'''

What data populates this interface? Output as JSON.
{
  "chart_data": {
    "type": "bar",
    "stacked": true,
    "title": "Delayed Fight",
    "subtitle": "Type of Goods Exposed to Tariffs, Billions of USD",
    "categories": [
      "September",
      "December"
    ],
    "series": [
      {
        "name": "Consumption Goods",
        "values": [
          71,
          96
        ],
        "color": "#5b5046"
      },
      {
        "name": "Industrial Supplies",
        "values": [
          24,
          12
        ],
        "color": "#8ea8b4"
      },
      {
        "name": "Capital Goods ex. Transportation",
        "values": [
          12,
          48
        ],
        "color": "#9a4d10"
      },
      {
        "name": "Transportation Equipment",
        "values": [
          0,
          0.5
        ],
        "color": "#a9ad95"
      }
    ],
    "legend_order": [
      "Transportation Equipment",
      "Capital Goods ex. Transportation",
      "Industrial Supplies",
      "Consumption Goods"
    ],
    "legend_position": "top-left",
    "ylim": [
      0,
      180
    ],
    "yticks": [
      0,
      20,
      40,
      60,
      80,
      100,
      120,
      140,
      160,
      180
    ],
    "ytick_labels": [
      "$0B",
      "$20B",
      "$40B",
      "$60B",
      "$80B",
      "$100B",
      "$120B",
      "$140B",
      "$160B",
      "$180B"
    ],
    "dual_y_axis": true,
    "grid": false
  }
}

'''

■ Set exercise
The entries above must be returned exactly.

■ Task output
What data populates this interface? Output as JSON.
{
  "chart_data": {
    "type": "bar",
    "stacked": true,
    "title": "Delayed Fight",
    "subtitle": "Type of Goods Exposed to Tariffs, Billions of USD",
    "categories": [
      "September",
      "December"
    ],
    "series": [
      {
        "name": "Consumption Goods",
        "values": [
          71,
          96
        ],
        "color": "#5b5046"
      },
      {
        "name": "Industrial Supplies",
        "values": [
          24,
          12
        ],
        "color": "#8ea8b4"
      },
      {
        "name": "Capital Goods ex. Transportation",
        "values": [
          12,
          48
        ],
        "color": "#9a4d10"
      },
      {
        "name": "Transportation Equipment",
        "values": [
          0,
          0.5
        ],
        "color": "#a9ad95"
      }
    ],
    "legend_order": [
      "Transportation Equipment",
      "Capital Goods ex. Transportation",
      "Industrial Supplies",
      "Consumption Goods"
    ],
    "legend_position": "top-left",
    "ylim": [
      0,
      180
    ],
    "yticks": [
      0,
      20,
      40,
      60,
      80,
      100,
      120,
      140,
      160,
      180
    ],
    "ytick_labels": [
      "$0B",
      "$20B",
      "$40B",
      "$60B",
      "$80B",
      "$100B",
      "$120B",
      "$140B",
      "$160B",
      "$180B"
    ],
    "dual_y_axis": true,
    "grid": false
  }
}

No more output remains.